--- Start ---
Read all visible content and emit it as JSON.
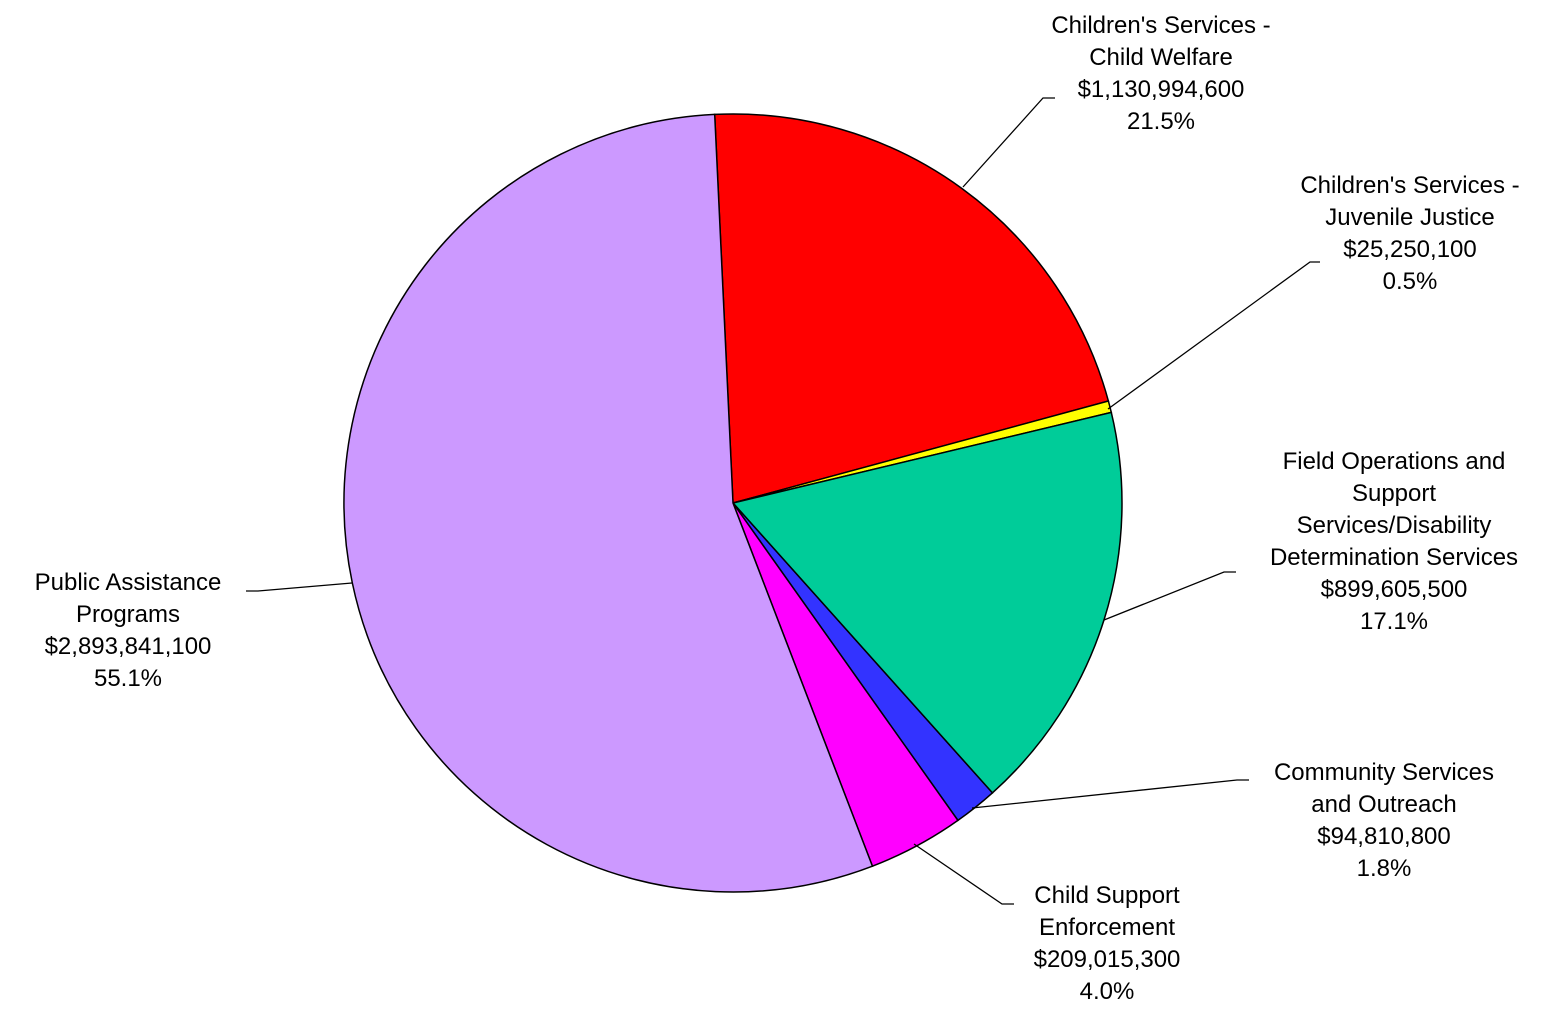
{
  "chart_data": {
    "type": "pie",
    "slices": [
      {
        "name_lines": [
          "Children's Services -",
          "Child Welfare"
        ],
        "value": "$1,130,994,600",
        "percent": "21.5%",
        "amount": 1130994600,
        "color": "#FF0000"
      },
      {
        "name_lines": [
          "Children's Services -",
          "Juvenile Justice"
        ],
        "value": "$25,250,100",
        "percent": "0.5%",
        "amount": 25250100,
        "color": "#FFFF00"
      },
      {
        "name_lines": [
          "Field Operations and",
          "Support",
          "Services/Disability",
          "Determination Services"
        ],
        "value": "$899,605,500",
        "percent": "17.1%",
        "amount": 899605500,
        "color": "#00CC99"
      },
      {
        "name_lines": [
          "Community Services",
          "and Outreach"
        ],
        "value": "$94,810,800",
        "percent": "1.8%",
        "amount": 94810800,
        "color": "#3333FF"
      },
      {
        "name_lines": [
          "Child Support",
          "Enforcement"
        ],
        "value": "$209,015,300",
        "percent": "4.0%",
        "amount": 209015300,
        "color": "#FF00FF"
      },
      {
        "name_lines": [
          "Public Assistance",
          "Programs"
        ],
        "value": "$2,893,841,100",
        "percent": "55.1%",
        "amount": 2893841100,
        "color": "#CC99FF"
      }
    ]
  }
}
--- End ---
» WHAT IS BEING ASKED
Output each line exactly; omit every picture.

» CORRECT ANSWER
Read all visible content and emit it as JSON.
{
  "chart_data": {
    "type": "pie",
    "slices": [
      {
        "name_lines": [
          "Children's Services -",
          "Child Welfare"
        ],
        "value": "$1,130,994,600",
        "percent": "21.5%",
        "amount": 1130994600,
        "color": "#FF0000"
      },
      {
        "name_lines": [
          "Children's Services -",
          "Juvenile Justice"
        ],
        "value": "$25,250,100",
        "percent": "0.5%",
        "amount": 25250100,
        "color": "#FFFF00"
      },
      {
        "name_lines": [
          "Field Operations and",
          "Support",
          "Services/Disability",
          "Determination Services"
        ],
        "value": "$899,605,500",
        "percent": "17.1%",
        "amount": 899605500,
        "color": "#00CC99"
      },
      {
        "name_lines": [
          "Community Services",
          "and Outreach"
        ],
        "value": "$94,810,800",
        "percent": "1.8%",
        "amount": 94810800,
        "color": "#3333FF"
      },
      {
        "name_lines": [
          "Child Support",
          "Enforcement"
        ],
        "value": "$209,015,300",
        "percent": "4.0%",
        "amount": 209015300,
        "color": "#FF00FF"
      },
      {
        "name_lines": [
          "Public Assistance",
          "Programs"
        ],
        "value": "$2,893,841,100",
        "percent": "55.1%",
        "amount": 2893841100,
        "color": "#CC99FF"
      }
    ]
  }
}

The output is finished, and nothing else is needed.